INPUT MATERIAL:
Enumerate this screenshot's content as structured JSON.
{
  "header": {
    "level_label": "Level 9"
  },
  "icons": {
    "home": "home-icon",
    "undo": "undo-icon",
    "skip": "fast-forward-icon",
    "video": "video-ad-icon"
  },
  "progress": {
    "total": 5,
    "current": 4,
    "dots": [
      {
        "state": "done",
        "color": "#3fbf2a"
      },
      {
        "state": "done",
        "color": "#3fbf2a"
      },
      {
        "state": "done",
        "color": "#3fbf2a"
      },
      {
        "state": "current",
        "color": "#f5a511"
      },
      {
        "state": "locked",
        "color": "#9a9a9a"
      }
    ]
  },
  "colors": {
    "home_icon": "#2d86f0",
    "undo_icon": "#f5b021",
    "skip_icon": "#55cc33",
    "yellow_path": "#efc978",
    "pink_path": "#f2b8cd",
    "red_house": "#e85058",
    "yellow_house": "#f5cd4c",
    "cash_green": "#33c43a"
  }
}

THE TASK: All of the entries above need to be reproduced exactly.

RESULT:
Enumerate this screenshot's content as structured JSON.
{
  "header": {
    "level_label": "Level 9"
  },
  "icons": {
    "home": "home-icon",
    "undo": "undo-icon",
    "skip": "fast-forward-icon",
    "video": "video-ad-icon"
  },
  "progress": {
    "total": 5,
    "current": 4,
    "dots": [
      {
        "state": "done",
        "color": "#3fbf2a"
      },
      {
        "state": "done",
        "color": "#3fbf2a"
      },
      {
        "state": "done",
        "color": "#3fbf2a"
      },
      {
        "state": "current",
        "color": "#f5a511"
      },
      {
        "state": "locked",
        "color": "#9a9a9a"
      }
    ]
  },
  "colors": {
    "home_icon": "#2d86f0",
    "undo_icon": "#f5b021",
    "skip_icon": "#55cc33",
    "yellow_path": "#efc978",
    "pink_path": "#f2b8cd",
    "red_house": "#e85058",
    "yellow_house": "#f5cd4c",
    "cash_green": "#33c43a"
  }
}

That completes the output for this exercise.